Some lines in the listing below may include the string "Enter". How many are there? Give only the number.

================================

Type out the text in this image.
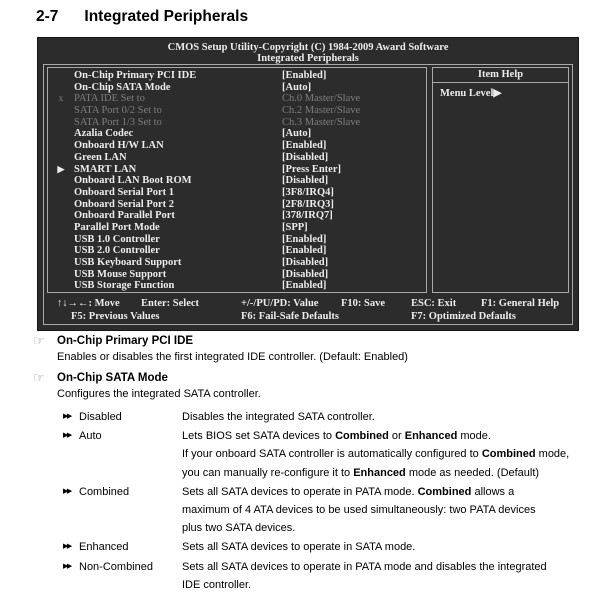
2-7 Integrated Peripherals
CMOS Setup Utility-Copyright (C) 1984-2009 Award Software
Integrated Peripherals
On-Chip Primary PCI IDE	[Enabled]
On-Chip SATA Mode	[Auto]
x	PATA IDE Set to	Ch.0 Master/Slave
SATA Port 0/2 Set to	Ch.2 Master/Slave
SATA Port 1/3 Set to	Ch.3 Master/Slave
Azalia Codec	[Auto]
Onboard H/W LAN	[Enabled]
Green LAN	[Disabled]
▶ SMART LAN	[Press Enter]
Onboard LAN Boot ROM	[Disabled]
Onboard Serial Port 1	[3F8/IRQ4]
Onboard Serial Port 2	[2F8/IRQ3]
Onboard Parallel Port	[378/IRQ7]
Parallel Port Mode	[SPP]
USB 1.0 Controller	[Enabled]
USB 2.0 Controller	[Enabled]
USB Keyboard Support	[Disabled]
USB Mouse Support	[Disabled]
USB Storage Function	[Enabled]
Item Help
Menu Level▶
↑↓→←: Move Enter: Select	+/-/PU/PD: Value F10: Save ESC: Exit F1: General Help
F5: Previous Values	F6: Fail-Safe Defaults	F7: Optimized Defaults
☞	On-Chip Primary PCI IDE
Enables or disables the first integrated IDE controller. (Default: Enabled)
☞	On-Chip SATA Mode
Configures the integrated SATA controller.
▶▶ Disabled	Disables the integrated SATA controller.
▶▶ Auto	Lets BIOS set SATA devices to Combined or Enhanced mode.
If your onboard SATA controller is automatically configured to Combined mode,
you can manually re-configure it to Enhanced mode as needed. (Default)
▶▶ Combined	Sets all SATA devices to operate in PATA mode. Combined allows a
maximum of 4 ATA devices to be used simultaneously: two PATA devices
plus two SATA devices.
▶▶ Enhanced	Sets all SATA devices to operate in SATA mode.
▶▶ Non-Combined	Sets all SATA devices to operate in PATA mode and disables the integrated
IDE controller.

================================

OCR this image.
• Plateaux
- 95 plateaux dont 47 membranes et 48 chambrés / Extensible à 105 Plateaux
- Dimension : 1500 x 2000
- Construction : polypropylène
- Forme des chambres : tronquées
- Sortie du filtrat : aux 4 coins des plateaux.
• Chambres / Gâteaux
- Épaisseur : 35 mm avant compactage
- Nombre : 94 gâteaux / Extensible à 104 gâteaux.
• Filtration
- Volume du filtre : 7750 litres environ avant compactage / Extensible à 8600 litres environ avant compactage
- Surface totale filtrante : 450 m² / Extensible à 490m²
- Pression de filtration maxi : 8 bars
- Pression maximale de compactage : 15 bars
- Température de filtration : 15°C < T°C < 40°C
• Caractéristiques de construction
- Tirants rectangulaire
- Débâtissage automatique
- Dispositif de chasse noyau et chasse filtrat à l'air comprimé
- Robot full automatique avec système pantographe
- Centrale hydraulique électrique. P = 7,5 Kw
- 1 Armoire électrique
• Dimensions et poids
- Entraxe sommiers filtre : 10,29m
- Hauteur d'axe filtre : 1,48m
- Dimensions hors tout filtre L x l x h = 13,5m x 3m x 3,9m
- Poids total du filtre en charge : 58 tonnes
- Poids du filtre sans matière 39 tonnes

================================

*Solution for this problem:* 2